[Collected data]
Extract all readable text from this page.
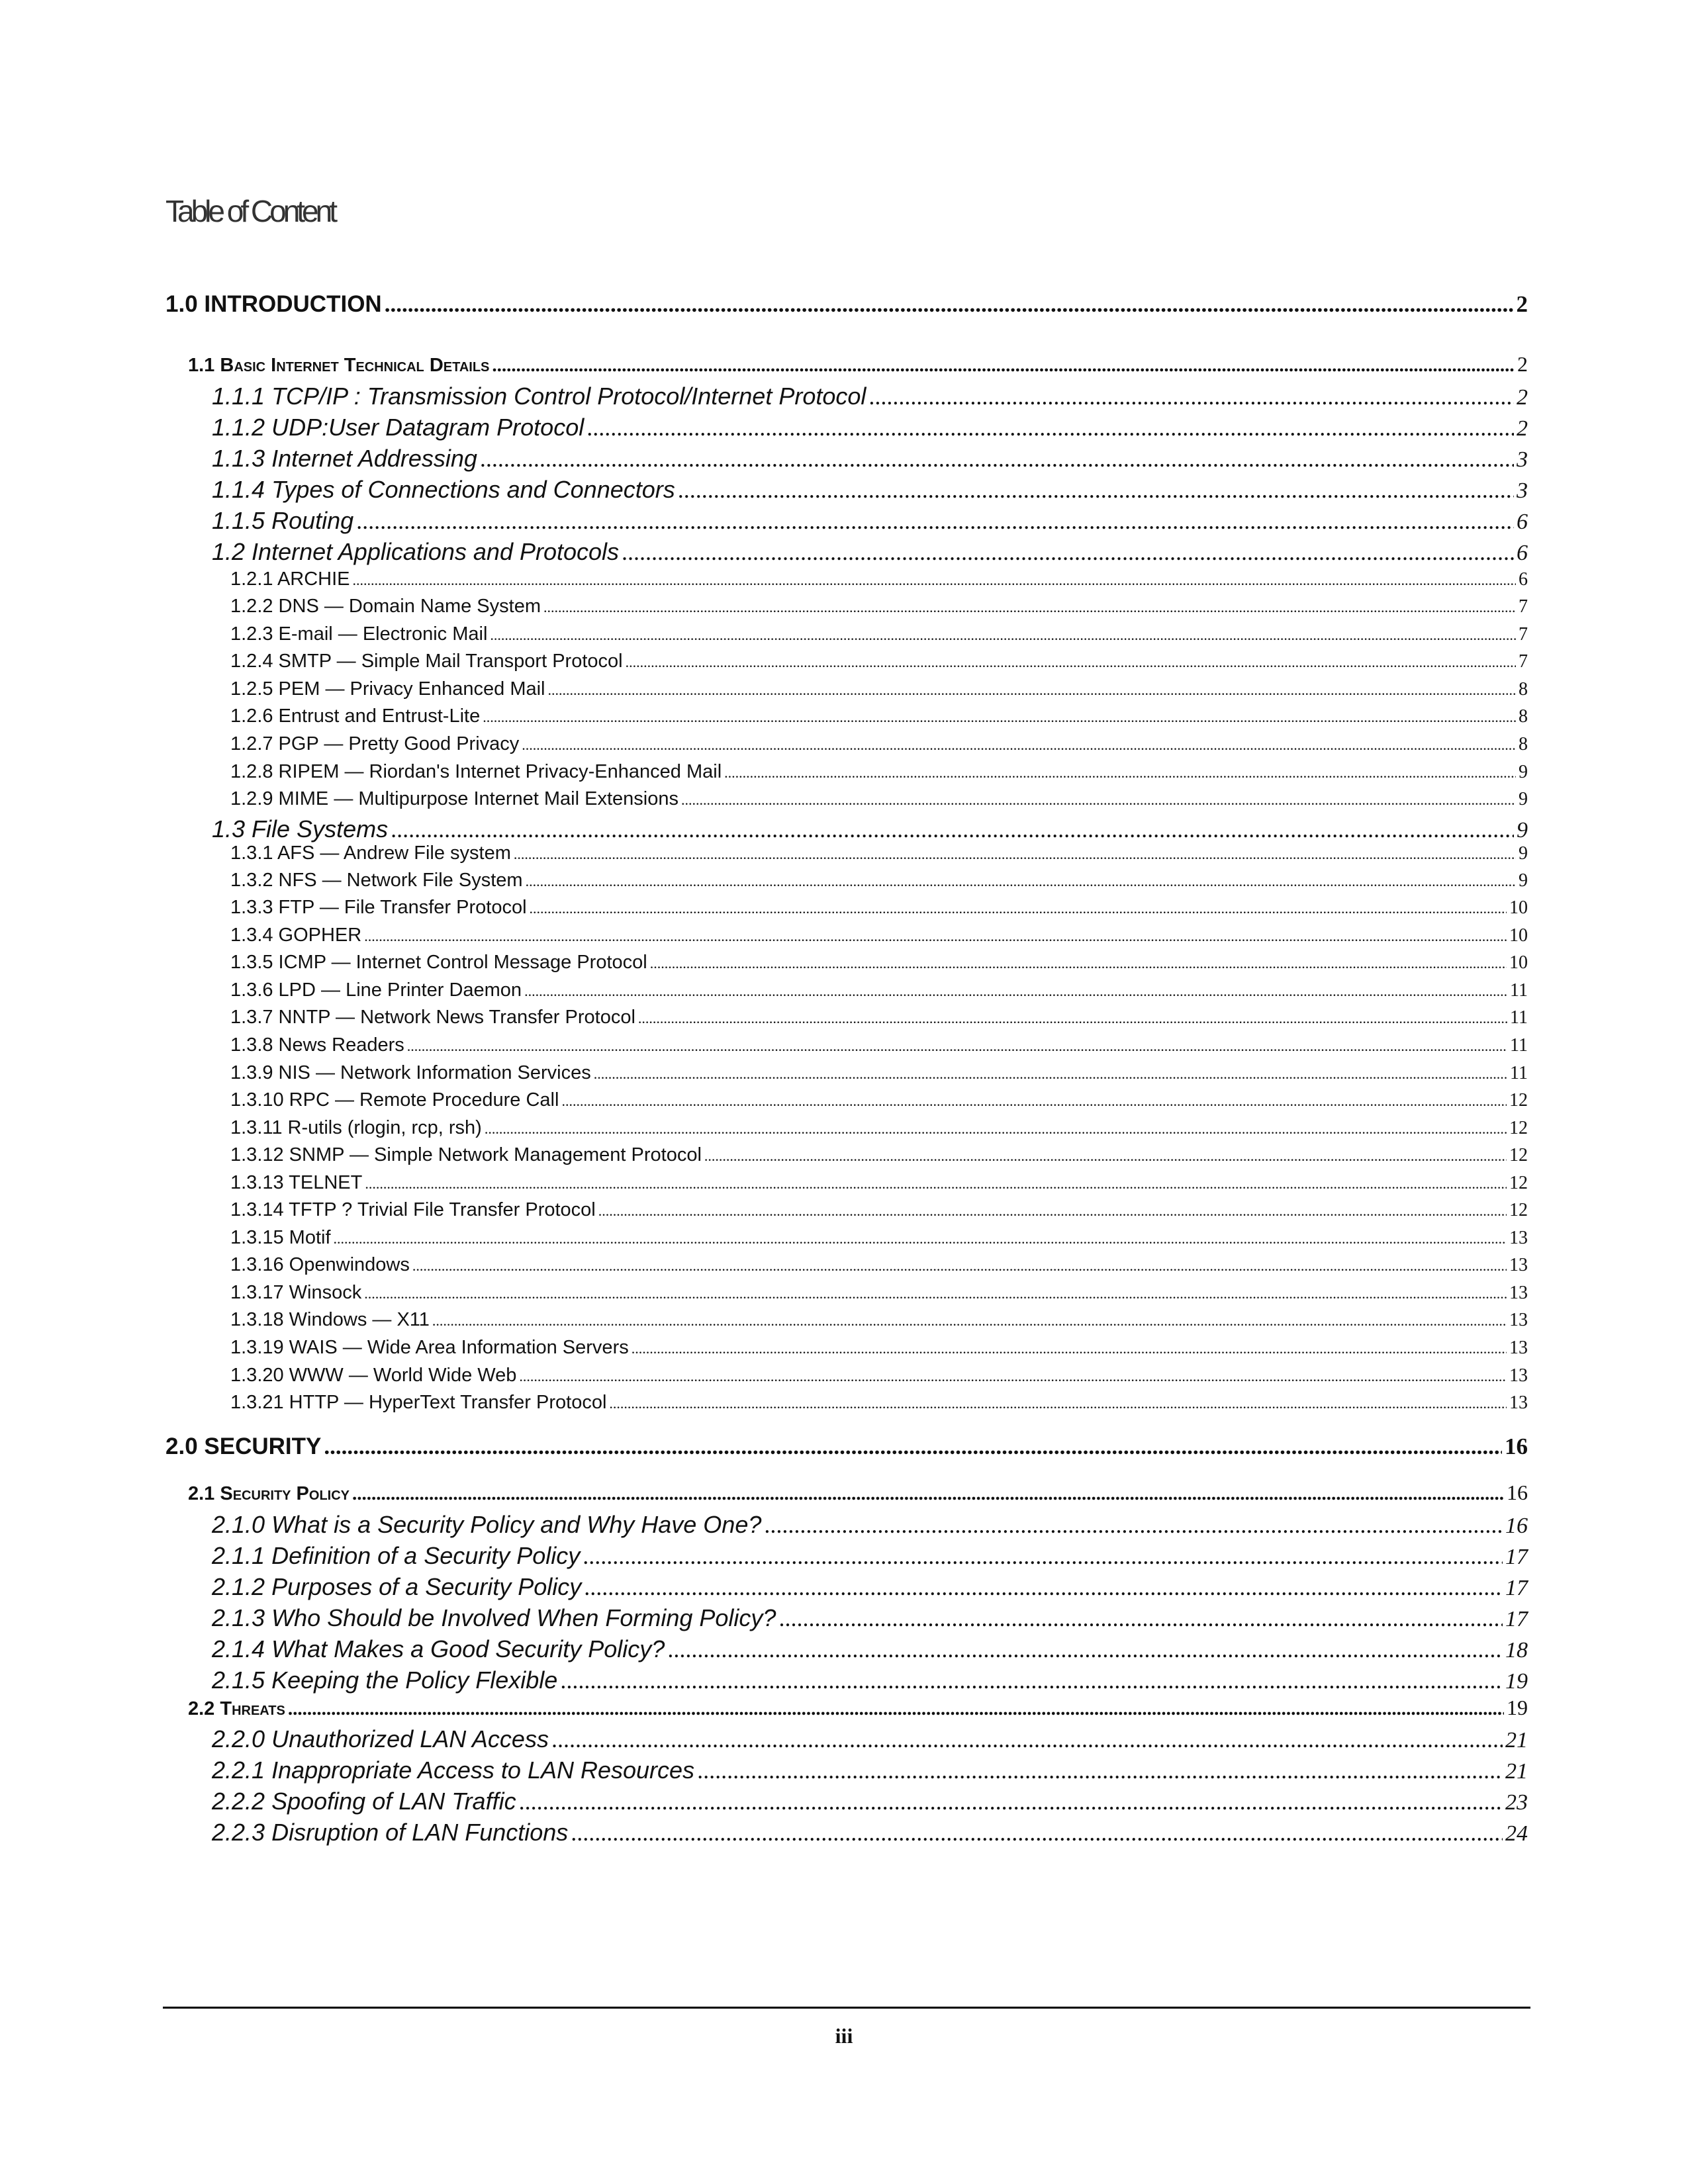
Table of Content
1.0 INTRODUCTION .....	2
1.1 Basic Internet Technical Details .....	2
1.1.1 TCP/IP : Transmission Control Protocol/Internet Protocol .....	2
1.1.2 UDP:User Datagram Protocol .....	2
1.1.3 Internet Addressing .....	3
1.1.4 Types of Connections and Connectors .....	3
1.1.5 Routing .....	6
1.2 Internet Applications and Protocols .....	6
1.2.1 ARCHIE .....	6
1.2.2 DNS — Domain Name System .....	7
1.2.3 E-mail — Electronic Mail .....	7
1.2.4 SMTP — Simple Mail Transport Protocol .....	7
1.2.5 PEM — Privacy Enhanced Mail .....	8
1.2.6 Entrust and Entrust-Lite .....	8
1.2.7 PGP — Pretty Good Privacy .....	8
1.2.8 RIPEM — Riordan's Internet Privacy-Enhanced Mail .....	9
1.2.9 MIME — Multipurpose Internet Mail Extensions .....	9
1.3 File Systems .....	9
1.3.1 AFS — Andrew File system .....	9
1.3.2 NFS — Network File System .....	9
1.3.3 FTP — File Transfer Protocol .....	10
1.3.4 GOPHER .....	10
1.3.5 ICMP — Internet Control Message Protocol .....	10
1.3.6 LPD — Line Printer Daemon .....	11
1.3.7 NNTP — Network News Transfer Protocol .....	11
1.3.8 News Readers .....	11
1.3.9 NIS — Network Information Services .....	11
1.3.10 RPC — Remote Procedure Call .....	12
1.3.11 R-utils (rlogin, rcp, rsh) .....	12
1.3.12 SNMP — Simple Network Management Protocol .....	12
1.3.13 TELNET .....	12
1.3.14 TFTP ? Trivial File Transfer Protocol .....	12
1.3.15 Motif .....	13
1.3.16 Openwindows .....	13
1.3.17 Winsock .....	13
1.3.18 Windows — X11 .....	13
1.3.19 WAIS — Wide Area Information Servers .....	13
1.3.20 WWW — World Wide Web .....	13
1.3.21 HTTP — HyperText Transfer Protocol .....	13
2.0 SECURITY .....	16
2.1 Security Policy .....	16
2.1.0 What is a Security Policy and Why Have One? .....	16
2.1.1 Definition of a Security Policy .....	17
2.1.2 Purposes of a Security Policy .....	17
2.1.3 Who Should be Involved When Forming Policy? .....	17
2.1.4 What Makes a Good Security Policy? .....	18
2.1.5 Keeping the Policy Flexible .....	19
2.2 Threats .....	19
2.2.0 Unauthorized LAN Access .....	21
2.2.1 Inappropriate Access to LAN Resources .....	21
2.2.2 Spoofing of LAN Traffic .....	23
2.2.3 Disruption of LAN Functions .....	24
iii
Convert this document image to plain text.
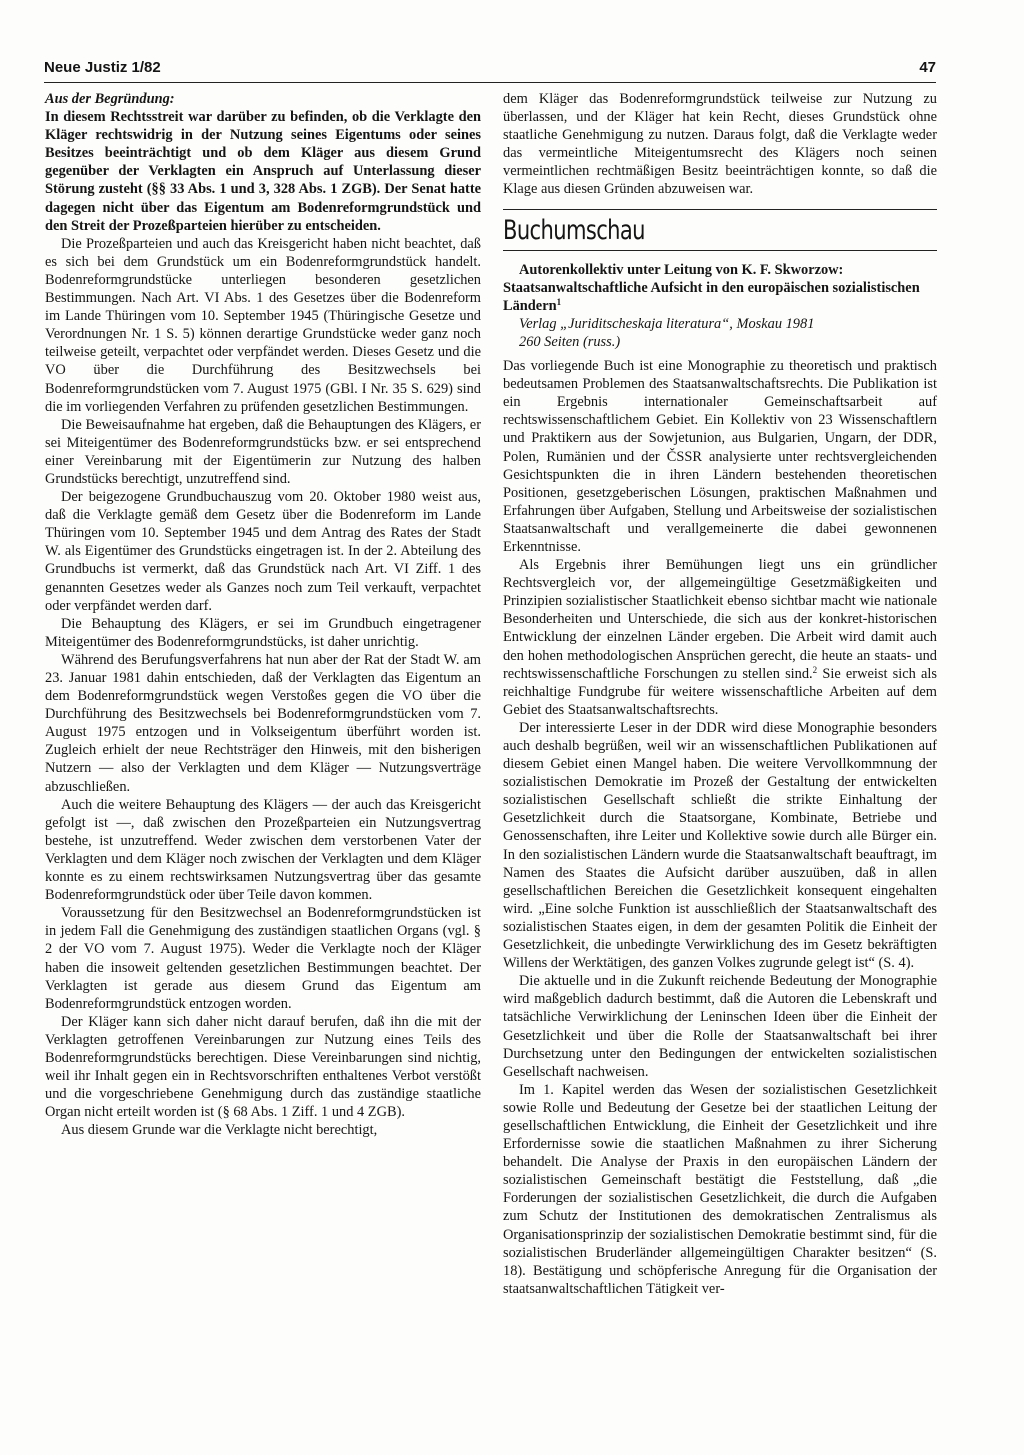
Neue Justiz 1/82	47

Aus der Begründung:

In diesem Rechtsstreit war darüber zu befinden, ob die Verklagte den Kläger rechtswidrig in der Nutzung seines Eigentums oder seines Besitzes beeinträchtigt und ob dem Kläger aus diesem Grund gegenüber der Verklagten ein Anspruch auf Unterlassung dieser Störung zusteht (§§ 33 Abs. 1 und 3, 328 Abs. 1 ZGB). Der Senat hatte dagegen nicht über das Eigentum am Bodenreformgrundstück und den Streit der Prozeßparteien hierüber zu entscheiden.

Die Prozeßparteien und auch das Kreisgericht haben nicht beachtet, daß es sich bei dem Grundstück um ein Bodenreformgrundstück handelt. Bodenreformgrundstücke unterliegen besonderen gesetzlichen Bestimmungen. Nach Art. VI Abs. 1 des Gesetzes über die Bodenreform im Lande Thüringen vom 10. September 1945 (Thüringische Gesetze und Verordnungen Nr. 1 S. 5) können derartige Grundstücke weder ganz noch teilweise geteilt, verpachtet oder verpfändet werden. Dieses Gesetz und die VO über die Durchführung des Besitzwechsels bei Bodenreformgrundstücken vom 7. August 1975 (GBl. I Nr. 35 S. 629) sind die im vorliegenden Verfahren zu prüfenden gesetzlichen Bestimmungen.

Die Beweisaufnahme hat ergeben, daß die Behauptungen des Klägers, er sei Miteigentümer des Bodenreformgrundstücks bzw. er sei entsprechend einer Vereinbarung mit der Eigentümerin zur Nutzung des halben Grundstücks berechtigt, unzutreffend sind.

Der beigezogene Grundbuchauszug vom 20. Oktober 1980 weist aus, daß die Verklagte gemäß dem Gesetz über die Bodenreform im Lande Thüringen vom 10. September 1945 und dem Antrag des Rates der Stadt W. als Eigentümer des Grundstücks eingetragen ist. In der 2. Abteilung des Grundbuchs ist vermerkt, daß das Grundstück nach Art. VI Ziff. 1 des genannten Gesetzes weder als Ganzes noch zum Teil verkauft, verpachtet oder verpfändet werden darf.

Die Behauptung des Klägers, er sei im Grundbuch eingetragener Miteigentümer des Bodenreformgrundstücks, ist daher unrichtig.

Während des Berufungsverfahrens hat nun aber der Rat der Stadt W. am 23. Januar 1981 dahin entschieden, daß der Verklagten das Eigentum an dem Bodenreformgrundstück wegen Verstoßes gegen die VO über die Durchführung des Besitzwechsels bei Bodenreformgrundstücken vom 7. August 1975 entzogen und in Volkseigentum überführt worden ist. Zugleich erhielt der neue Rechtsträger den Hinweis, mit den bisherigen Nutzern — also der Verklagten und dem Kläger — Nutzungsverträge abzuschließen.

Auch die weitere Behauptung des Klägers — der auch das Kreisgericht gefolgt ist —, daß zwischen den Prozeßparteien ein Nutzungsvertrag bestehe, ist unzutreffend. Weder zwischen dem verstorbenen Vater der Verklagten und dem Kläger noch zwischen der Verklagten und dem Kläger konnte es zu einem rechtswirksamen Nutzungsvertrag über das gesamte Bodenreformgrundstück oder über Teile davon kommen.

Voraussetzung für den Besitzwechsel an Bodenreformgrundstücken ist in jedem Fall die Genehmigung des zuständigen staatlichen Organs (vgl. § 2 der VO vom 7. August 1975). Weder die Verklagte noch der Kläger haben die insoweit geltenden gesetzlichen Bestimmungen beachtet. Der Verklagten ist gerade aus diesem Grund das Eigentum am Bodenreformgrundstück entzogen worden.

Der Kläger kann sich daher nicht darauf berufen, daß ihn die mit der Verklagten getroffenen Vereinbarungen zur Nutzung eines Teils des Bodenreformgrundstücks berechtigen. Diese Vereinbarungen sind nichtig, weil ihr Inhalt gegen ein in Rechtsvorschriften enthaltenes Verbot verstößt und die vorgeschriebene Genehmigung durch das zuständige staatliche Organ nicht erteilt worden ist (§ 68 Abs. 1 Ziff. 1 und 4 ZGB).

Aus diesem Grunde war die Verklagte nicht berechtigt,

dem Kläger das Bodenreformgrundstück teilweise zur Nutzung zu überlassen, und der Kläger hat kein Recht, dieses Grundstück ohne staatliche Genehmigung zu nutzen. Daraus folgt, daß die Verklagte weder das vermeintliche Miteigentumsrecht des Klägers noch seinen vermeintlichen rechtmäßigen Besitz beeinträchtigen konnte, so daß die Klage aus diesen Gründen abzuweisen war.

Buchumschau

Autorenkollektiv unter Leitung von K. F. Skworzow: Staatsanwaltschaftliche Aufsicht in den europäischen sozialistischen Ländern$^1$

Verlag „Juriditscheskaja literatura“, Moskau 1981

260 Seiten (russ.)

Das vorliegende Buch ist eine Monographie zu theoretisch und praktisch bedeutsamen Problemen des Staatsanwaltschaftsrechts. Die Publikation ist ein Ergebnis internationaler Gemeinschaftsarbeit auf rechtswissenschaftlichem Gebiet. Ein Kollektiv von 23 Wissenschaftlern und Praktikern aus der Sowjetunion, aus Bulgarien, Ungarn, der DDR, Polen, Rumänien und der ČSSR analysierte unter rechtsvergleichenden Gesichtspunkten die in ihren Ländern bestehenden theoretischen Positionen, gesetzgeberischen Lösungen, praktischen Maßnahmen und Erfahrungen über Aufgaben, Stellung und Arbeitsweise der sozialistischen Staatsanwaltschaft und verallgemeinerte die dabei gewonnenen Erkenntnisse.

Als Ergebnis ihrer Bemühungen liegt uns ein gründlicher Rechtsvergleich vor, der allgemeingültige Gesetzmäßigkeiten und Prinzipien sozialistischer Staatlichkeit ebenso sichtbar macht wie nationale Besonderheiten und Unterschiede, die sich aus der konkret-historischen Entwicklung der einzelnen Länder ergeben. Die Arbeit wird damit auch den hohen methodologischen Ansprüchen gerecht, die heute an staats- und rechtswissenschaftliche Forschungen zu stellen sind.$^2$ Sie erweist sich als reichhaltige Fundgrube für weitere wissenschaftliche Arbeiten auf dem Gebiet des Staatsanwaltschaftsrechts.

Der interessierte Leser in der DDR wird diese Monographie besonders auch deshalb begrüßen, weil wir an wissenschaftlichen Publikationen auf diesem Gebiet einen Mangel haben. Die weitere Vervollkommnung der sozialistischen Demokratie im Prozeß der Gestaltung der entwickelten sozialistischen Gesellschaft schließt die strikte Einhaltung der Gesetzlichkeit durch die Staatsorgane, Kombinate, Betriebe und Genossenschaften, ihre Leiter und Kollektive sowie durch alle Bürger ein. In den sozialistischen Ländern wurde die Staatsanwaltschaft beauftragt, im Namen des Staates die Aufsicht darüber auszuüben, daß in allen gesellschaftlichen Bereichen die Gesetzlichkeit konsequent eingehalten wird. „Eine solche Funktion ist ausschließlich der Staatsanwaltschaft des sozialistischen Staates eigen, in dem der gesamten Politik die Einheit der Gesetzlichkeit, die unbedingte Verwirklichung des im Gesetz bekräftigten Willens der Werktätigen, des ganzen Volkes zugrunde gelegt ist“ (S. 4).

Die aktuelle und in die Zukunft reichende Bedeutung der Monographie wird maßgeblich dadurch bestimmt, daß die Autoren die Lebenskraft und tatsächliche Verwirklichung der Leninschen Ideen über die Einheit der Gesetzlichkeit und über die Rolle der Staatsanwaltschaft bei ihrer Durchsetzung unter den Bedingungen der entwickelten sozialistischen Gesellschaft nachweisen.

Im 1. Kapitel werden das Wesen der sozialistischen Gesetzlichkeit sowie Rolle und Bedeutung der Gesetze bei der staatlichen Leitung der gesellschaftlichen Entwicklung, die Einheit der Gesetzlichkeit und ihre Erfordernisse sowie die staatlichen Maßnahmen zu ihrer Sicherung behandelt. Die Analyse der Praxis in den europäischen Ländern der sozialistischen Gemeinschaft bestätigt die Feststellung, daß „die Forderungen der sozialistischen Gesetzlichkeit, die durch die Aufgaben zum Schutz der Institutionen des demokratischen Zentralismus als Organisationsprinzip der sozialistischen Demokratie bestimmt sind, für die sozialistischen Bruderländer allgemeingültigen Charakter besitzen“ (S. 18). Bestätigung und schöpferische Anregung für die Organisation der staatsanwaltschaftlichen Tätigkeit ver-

== Exercise task ==
Give only the count of lines in this material that contain the string "Transfer".

== Task result ==
4